[Seitenauszug]
================

Belastungen der Exekutive müssen anerkannt werden

Exekutivdienstgesetz in Zeitverzug

Wien (OTS) - Innenminister Dr. Ernst Strasser hat im vergangenen Jahr mit der Exekutivgewerkschaft die Eckpunkte eines neuen Exekutivdienstgesetzes erarbeitet. Die außergewöhnlichen Belastungen und Gefährdungen dieser Berufsgruppe sollen darin berücksichtigt werden. Kernelemente sind eigenständige Regelungen im Bereich des Dienstrechtes, neue Gehaltsansätze und ein auf die Exekutive zugeschnittenes Pensionsrecht.

================

[Bereitgestellte Einträge]
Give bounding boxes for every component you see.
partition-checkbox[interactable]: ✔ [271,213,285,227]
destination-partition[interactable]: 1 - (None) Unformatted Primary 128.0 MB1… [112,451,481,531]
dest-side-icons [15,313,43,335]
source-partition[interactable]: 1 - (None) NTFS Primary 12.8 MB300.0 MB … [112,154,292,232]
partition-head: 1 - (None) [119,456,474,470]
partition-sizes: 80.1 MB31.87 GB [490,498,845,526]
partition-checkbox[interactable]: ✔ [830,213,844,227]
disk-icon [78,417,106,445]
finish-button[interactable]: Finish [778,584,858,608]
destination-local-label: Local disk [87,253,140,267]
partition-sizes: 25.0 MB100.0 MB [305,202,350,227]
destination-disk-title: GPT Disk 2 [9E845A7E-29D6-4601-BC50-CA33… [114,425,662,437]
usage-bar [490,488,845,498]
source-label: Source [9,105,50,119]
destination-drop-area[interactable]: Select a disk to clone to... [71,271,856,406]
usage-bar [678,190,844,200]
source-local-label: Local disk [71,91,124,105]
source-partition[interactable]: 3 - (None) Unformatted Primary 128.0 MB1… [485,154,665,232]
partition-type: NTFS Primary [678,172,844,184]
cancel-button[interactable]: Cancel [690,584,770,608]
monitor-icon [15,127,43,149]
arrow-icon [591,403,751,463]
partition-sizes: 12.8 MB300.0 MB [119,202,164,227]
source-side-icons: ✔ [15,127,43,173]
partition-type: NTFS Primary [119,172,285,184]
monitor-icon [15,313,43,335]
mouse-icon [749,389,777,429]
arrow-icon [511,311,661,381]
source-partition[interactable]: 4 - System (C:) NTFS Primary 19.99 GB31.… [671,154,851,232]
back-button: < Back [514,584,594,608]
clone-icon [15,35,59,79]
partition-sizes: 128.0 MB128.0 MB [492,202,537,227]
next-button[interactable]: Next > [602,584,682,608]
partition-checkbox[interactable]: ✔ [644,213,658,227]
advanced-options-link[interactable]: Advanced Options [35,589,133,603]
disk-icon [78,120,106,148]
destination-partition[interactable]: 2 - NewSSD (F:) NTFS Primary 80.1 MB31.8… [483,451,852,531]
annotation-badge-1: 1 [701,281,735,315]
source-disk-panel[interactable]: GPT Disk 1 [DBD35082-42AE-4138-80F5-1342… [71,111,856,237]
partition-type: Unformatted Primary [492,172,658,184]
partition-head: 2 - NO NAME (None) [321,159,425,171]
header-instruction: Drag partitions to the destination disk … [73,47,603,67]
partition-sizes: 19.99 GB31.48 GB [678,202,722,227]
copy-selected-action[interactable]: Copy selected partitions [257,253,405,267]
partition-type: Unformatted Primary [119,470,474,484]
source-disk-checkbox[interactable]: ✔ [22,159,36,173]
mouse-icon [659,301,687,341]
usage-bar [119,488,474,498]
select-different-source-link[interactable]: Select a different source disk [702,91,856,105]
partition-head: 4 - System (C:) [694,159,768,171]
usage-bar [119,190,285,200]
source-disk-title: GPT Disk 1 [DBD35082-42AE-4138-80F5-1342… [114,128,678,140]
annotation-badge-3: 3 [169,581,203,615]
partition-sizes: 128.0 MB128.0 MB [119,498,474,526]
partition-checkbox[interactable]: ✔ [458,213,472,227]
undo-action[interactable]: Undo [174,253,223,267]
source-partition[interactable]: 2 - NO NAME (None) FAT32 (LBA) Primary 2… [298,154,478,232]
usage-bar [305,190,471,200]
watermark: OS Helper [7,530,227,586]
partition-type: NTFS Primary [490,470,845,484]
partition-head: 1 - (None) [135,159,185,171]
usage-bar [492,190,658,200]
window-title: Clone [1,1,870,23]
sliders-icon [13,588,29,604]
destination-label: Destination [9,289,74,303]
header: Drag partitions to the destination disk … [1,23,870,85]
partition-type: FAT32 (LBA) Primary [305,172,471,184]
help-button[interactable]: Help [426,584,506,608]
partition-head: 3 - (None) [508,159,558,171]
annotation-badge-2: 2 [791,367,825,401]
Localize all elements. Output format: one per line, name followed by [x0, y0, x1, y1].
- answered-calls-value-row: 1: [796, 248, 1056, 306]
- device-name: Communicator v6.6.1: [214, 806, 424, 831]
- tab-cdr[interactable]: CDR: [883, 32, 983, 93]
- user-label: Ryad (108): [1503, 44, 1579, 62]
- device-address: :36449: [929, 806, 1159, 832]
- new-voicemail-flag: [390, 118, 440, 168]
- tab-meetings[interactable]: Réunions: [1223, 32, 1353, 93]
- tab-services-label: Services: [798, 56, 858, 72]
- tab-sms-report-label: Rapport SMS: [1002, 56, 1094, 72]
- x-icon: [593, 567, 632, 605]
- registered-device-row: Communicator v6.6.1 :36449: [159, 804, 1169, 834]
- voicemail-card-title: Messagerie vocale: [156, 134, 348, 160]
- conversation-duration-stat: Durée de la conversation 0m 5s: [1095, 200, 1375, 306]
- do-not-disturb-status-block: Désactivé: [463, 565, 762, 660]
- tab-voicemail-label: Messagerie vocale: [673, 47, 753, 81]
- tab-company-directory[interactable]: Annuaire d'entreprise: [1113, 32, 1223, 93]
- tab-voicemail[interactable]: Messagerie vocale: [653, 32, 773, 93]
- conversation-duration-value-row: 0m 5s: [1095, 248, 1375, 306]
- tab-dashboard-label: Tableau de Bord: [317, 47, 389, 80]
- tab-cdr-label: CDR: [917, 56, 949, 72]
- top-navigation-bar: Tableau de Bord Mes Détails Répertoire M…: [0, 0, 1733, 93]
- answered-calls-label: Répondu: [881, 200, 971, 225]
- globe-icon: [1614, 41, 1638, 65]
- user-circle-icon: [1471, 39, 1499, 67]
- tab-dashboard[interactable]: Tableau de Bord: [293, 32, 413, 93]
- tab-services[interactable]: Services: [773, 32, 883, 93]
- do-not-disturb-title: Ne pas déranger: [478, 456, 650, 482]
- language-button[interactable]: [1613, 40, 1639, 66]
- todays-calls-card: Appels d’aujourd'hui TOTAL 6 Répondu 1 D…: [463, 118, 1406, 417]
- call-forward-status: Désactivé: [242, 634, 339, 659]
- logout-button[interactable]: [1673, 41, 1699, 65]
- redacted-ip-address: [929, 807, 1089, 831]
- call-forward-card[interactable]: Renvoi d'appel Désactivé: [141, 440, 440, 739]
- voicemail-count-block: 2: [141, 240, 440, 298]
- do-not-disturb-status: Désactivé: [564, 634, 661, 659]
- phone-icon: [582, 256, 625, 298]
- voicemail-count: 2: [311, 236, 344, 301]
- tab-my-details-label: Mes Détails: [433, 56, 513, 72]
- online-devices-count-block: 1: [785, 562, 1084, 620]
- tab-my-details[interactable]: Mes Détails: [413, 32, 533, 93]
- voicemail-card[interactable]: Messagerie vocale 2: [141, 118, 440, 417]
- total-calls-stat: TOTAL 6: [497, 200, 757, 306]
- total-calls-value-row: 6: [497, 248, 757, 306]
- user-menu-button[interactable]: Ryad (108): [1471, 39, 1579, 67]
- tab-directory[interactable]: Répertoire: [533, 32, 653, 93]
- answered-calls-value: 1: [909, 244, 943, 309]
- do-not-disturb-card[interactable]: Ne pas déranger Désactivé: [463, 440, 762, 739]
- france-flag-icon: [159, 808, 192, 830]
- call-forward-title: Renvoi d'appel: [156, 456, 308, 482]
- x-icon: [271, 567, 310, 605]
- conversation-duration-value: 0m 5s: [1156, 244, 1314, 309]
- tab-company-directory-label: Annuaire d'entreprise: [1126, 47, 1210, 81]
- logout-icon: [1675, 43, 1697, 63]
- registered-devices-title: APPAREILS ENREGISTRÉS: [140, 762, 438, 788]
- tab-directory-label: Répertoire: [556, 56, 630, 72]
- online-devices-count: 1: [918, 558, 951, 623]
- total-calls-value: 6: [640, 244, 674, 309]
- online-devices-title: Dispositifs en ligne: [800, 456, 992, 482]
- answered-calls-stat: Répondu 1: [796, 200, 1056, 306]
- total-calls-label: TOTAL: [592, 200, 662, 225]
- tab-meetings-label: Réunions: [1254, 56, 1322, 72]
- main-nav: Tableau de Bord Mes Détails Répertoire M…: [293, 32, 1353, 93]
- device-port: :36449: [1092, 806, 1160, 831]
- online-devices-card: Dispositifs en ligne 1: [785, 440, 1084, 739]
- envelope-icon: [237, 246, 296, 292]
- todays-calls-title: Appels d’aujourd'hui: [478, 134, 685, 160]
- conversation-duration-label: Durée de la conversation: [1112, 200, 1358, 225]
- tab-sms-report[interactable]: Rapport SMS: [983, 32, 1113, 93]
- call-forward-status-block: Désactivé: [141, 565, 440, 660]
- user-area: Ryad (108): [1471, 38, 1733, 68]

================

[Aufgabe A]
Mit wem hat Innenminister Dr. Ernst Strasser laut dem Seitenauszug die Eckpunkte eines neuen Exekutivdienstgesetzes erarbeitet?
[Aufgabe B]
Schreiben Sie aus dem Seitenauszug den Abschnitt ab, der mit den Worten "Exekutivdienstgesetz in Zeitverzug" beginnt und mit "Exekutive zugeschnittenes Pensionsrecht." endet.

[Lösung A]
Mit der Exekutivgewerkschaft.

[Lösung B]
Exekutivdienstgesetz in Zeitverzug

Wien (OTS) - Innenminister Dr. Ernst Strasser hat im vergangenen Jahr mit der Exekutivgewerkschaft die Eckpunkte eines neuen Exekutivdienstgesetzes erarbeitet. Die außergewöhnlichen Belastungen und Gefährdungen dieser Berufsgruppe sollen darin berücksichtigt werden. Kernelemente sind eigenständige Regelungen im Bereich des Dienstrechtes, neue Gehaltsansätze und ein auf die Exekutive zugeschnittenes Pensionsrecht.